*Written request*. Copy out each line featuring the string "мероприятий" from the entries beneath.

[Dataset items]
■ ■ ■

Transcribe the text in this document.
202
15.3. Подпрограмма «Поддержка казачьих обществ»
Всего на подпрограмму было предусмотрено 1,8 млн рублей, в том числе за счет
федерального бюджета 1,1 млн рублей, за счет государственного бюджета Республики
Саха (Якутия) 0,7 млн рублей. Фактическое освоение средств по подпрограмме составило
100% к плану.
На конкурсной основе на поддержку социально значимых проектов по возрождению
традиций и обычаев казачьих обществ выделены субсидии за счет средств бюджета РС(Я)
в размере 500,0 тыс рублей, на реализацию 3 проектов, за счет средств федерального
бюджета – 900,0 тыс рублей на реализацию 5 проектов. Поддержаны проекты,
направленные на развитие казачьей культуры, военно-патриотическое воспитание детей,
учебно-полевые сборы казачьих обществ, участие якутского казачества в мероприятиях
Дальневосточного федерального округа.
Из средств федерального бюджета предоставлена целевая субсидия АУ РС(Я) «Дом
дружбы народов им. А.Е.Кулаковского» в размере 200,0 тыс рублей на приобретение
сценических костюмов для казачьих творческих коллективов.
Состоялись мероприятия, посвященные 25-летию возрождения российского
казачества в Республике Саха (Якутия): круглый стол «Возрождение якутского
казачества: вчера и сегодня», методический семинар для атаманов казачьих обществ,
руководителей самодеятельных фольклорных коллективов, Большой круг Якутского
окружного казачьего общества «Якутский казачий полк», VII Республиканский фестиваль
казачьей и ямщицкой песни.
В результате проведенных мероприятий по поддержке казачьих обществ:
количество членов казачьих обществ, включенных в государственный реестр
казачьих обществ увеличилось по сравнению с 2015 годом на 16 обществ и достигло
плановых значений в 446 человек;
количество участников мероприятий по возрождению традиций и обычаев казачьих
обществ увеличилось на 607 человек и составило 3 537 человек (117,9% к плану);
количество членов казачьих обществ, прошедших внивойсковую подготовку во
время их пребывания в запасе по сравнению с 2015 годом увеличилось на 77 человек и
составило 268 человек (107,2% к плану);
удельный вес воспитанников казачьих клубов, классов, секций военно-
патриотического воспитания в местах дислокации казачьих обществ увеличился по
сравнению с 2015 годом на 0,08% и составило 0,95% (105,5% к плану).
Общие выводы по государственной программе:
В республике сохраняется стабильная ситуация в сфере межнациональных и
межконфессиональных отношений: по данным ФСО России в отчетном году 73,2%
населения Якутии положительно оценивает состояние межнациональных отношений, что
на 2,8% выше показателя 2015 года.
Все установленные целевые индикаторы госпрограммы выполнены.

■ ■ ■

*Output*.
В результате проведенных мероприятий по поддержке казачьих обществ:
количество участников мероприятий по возрождению традиций и обычаев казачьих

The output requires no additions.